STATED TASK
Quote every line of the material beneath this one.

(Data records)
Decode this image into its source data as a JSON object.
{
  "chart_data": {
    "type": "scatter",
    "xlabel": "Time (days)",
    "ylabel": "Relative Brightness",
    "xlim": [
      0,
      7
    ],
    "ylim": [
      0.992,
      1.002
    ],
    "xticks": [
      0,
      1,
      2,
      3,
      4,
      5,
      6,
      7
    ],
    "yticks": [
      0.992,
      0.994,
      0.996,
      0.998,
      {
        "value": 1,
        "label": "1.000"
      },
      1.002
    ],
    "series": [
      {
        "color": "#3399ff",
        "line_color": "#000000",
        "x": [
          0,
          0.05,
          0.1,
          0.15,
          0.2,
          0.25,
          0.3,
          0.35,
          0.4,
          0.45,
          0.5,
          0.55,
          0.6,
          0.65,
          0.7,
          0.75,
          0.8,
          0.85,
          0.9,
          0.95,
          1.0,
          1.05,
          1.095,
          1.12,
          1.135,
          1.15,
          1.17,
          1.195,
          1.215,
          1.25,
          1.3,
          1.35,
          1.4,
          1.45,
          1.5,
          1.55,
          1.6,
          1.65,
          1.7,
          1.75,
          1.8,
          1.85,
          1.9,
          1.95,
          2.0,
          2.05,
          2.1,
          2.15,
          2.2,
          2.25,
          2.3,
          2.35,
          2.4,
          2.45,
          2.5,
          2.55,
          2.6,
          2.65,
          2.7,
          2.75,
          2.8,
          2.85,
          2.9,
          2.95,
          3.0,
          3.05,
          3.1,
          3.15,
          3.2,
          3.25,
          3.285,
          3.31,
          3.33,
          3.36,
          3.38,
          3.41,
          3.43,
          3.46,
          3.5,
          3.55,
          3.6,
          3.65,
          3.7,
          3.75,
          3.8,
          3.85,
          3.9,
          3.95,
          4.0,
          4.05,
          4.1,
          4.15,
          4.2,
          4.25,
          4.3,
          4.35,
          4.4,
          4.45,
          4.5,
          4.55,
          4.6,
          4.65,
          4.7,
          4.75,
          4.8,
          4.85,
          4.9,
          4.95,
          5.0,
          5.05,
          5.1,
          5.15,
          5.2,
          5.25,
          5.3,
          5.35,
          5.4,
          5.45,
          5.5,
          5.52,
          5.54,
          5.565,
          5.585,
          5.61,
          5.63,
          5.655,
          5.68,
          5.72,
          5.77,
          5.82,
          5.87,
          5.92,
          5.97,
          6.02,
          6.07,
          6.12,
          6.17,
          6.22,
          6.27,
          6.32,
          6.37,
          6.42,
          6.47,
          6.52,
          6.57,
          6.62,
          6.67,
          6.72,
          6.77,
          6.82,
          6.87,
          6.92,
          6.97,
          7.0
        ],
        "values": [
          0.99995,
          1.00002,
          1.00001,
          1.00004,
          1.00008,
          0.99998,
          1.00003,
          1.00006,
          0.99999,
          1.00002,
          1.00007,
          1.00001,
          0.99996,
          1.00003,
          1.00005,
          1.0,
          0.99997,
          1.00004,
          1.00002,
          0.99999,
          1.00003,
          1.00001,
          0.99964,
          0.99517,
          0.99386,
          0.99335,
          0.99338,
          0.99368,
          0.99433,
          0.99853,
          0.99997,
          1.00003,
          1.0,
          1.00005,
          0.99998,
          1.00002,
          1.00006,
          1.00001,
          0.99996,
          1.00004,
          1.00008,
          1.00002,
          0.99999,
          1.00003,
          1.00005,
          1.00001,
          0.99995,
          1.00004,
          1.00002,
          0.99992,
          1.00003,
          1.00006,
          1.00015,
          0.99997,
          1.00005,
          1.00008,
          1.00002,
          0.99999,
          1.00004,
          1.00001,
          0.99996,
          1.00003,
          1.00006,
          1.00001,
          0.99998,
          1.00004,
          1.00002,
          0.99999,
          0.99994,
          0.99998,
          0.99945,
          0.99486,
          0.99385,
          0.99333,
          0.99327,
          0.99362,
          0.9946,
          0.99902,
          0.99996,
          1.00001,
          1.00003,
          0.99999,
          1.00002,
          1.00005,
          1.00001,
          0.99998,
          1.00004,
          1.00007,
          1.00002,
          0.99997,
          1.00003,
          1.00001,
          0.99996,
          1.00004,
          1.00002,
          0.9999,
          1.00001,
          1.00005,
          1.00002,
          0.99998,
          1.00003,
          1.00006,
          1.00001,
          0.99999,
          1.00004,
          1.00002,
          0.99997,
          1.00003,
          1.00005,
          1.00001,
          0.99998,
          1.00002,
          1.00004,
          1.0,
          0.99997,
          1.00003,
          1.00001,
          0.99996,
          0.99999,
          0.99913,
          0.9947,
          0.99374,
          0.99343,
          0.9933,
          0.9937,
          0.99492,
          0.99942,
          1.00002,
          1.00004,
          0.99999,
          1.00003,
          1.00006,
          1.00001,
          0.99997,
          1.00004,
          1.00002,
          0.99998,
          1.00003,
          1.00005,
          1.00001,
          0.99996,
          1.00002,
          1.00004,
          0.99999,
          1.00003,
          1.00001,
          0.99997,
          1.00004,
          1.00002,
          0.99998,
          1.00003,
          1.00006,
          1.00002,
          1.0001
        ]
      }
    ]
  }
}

FINISHED EXERCISE
Decode this image into its source data as a JSON object.
{
  "chart_data": {
    "type": "scatter",
    "xlabel": "Time (days)",
    "ylabel": "Relative Brightness",
    "xlim": [
      0,
      7
    ],
    "ylim": [
      0.992,
      1.002
    ],
    "xticks": [
      0,
      1,
      2,
      3,
      4,
      5,
      6,
      7
    ],
    "yticks": [
      0.992,
      0.994,
      0.996,
      0.998,
      {
        "value": 1,
        "label": "1.000"
      },
      1.002
    ],
    "series": [
      {
        "color": "#3399ff",
        "line_color": "#000000",
        "x": [
          0,
          0.05,
          0.1,
          0.15,
          0.2,
          0.25,
          0.3,
          0.35,
          0.4,
          0.45,
          0.5,
          0.55,
          0.6,
          0.65,
          0.7,
          0.75,
          0.8,
          0.85,
          0.9,
          0.95,
          1.0,
          1.05,
          1.095,
          1.12,
          1.135,
          1.15,
          1.17,
          1.195,
          1.215,
          1.25,
          1.3,
          1.35,
          1.4,
          1.45,
          1.5,
          1.55,
          1.6,
          1.65,
          1.7,
          1.75,
          1.8,
          1.85,
          1.9,
          1.95,
          2.0,
          2.05,
          2.1,
          2.15,
          2.2,
          2.25,
          2.3,
          2.35,
          2.4,
          2.45,
          2.5,
          2.55,
          2.6,
          2.65,
          2.7,
          2.75,
          2.8,
          2.85,
          2.9,
          2.95,
          3.0,
          3.05,
          3.1,
          3.15,
          3.2,
          3.25,
          3.285,
          3.31,
          3.33,
          3.36,
          3.38,
          3.41,
          3.43,
          3.46,
          3.5,
          3.55,
          3.6,
          3.65,
          3.7,
          3.75,
          3.8,
          3.85,
          3.9,
          3.95,
          4.0,
          4.05,
          4.1,
          4.15,
          4.2,
          4.25,
          4.3,
          4.35,
          4.4,
          4.45,
          4.5,
          4.55,
          4.6,
          4.65,
          4.7,
          4.75,
          4.8,
          4.85,
          4.9,
          4.95,
          5.0,
          5.05,
          5.1,
          5.15,
          5.2,
          5.25,
          5.3,
          5.35,
          5.4,
          5.45,
          5.5,
          5.52,
          5.54,
          5.565,
          5.585,
          5.61,
          5.63,
          5.655,
          5.68,
          5.72,
          5.77,
          5.82,
          5.87,
          5.92,
          5.97,
          6.02,
          6.07,
          6.12,
          6.17,
          6.22,
          6.27,
          6.32,
          6.37,
          6.42,
          6.47,
          6.52,
          6.57,
          6.62,
          6.67,
          6.72,
          6.77,
          6.82,
          6.87,
          6.92,
          6.97,
          7.0
        ],
        "values": [
          0.99995,
          1.00002,
          1.00001,
          1.00004,
          1.00008,
          0.99998,
          1.00003,
          1.00006,
          0.99999,
          1.00002,
          1.00007,
          1.00001,
          0.99996,
          1.00003,
          1.00005,
          1.0,
          0.99997,
          1.00004,
          1.00002,
          0.99999,
          1.00003,
          1.00001,
          0.99964,
          0.99517,
          0.99386,
          0.99335,
          0.99338,
          0.99368,
          0.99433,
          0.99853,
          0.99997,
          1.00003,
          1.0,
          1.00005,
          0.99998,
          1.00002,
          1.00006,
          1.00001,
          0.99996,
          1.00004,
          1.00008,
          1.00002,
          0.99999,
          1.00003,
          1.00005,
          1.00001,
          0.99995,
          1.00004,
          1.00002,
          0.99992,
          1.00003,
          1.00006,
          1.00015,
          0.99997,
          1.00005,
          1.00008,
          1.00002,
          0.99999,
          1.00004,
          1.00001,
          0.99996,
          1.00003,
          1.00006,
          1.00001,
          0.99998,
          1.00004,
          1.00002,
          0.99999,
          0.99994,
          0.99998,
          0.99945,
          0.99486,
          0.99385,
          0.99333,
          0.99327,
          0.99362,
          0.9946,
          0.99902,
          0.99996,
          1.00001,
          1.00003,
          0.99999,
          1.00002,
          1.00005,
          1.00001,
          0.99998,
          1.00004,
          1.00007,
          1.00002,
          0.99997,
          1.00003,
          1.00001,
          0.99996,
          1.00004,
          1.00002,
          0.9999,
          1.00001,
          1.00005,
          1.00002,
          0.99998,
          1.00003,
          1.00006,
          1.00001,
          0.99999,
          1.00004,
          1.00002,
          0.99997,
          1.00003,
          1.00005,
          1.00001,
          0.99998,
          1.00002,
          1.00004,
          1.0,
          0.99997,
          1.00003,
          1.00001,
          0.99996,
          0.99999,
          0.99913,
          0.9947,
          0.99374,
          0.99343,
          0.9933,
          0.9937,
          0.99492,
          0.99942,
          1.00002,
          1.00004,
          0.99999,
          1.00003,
          1.00006,
          1.00001,
          0.99997,
          1.00004,
          1.00002,
          0.99998,
          1.00003,
          1.00005,
          1.00001,
          0.99996,
          1.00002,
          1.00004,
          0.99999,
          1.00003,
          1.00001,
          0.99997,
          1.00004,
          1.00002,
          0.99998,
          1.00003,
          1.00006,
          1.00002,
          1.0001
        ]
      }
    ]
  }
}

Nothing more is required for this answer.